Stored dataset items:
********
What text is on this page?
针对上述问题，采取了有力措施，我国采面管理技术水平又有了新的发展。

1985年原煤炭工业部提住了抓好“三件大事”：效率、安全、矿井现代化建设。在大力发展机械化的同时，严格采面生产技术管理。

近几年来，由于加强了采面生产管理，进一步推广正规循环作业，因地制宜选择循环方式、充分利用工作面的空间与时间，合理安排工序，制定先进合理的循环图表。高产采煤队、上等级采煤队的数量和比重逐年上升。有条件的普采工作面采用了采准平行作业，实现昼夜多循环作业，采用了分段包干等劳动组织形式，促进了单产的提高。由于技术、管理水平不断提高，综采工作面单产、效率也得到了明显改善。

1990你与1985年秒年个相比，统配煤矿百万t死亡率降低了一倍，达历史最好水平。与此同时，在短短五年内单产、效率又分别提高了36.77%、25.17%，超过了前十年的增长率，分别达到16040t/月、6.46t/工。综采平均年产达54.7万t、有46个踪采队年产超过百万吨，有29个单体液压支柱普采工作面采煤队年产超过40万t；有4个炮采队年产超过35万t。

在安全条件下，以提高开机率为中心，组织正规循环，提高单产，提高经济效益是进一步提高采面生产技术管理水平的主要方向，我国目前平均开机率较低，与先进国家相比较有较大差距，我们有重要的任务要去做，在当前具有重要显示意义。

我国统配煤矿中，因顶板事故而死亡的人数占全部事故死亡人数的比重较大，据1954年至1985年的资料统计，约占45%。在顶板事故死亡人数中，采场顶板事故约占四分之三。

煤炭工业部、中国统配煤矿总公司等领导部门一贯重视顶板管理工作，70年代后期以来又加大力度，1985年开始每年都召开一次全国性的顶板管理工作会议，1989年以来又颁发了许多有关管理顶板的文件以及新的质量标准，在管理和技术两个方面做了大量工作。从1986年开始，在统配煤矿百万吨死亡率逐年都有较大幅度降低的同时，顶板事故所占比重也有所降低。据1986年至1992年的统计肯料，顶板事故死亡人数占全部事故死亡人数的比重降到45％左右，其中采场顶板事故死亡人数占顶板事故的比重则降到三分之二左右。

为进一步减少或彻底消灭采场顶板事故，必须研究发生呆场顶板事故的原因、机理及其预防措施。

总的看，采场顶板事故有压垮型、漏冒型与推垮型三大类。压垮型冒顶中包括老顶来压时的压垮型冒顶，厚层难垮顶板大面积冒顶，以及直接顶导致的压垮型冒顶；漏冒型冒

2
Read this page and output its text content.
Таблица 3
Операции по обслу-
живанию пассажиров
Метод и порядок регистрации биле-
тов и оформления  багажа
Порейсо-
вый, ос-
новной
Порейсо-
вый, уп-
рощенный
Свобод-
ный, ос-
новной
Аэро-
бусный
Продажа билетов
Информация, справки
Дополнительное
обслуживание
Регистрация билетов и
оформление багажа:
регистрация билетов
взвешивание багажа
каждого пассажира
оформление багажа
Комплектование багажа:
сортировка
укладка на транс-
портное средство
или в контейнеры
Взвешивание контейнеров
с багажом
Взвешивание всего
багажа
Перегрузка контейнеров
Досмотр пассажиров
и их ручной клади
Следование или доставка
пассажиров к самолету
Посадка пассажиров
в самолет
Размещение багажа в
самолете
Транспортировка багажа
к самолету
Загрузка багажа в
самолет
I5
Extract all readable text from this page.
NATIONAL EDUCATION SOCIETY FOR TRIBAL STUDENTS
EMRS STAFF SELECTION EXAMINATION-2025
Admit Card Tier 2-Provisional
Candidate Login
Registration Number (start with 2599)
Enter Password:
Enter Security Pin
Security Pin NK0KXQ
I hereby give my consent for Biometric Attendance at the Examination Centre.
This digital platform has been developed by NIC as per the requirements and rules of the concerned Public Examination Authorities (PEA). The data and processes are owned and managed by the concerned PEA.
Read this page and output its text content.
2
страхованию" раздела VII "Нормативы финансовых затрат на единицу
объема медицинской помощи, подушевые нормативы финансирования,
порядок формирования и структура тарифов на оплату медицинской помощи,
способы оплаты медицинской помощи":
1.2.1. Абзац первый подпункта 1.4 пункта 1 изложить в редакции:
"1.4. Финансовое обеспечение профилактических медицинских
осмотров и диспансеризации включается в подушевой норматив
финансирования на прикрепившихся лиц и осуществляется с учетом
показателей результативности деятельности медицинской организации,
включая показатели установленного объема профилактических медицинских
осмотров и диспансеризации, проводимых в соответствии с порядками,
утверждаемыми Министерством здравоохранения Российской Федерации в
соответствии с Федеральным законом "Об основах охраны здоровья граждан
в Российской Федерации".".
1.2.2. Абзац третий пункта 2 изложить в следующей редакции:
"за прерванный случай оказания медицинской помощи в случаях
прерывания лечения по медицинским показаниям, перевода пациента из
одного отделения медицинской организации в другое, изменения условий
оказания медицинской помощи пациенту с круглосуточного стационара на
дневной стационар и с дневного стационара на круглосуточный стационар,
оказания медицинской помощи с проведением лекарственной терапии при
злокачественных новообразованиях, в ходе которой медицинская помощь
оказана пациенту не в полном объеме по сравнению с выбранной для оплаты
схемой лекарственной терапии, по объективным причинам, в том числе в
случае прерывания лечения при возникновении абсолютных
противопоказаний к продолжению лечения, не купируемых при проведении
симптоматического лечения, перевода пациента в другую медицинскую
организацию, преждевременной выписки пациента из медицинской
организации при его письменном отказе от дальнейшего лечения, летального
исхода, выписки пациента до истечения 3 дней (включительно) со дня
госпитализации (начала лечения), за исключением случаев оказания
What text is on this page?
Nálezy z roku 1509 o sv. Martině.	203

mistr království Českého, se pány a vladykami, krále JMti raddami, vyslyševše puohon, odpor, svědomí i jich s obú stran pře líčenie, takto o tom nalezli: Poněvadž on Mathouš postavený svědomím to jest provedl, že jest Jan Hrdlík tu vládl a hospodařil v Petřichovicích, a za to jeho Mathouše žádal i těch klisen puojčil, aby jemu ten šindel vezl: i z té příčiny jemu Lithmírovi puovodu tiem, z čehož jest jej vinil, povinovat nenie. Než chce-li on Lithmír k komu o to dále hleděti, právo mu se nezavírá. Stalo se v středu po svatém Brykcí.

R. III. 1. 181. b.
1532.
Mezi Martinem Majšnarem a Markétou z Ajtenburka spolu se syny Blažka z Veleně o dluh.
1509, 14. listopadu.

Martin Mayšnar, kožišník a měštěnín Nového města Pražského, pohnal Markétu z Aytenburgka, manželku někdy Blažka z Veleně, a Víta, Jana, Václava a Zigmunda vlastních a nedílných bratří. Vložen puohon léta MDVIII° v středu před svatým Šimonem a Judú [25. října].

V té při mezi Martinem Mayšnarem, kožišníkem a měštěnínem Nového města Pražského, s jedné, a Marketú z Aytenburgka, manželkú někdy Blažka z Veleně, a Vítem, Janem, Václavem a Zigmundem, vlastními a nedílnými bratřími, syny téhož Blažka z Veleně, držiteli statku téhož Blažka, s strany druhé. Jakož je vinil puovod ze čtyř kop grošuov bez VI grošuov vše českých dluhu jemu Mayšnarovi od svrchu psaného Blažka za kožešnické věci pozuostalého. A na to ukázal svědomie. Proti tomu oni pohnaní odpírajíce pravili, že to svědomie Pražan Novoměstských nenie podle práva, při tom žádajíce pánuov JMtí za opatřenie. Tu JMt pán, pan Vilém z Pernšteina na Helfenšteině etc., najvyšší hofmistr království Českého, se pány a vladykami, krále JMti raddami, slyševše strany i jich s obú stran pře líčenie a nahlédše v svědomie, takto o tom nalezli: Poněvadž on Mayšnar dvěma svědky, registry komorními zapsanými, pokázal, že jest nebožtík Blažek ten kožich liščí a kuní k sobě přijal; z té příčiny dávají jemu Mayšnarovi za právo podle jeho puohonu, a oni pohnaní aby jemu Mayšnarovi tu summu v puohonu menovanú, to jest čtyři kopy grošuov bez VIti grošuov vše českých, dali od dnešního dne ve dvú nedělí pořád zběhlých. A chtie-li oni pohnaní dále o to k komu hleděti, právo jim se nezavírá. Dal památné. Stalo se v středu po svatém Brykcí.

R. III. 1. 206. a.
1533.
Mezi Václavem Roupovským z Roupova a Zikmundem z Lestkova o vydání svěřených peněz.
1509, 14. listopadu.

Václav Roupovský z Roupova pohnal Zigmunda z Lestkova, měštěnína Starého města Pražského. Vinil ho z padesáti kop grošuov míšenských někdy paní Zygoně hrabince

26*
********
-- Given problem --
Scan the material for lines with the word "порядок", and copy each line you find.

-- Finished task --
Метод и порядок регистрации биле-
порядок формирования и структура тарифов на оплату медицинской помощи,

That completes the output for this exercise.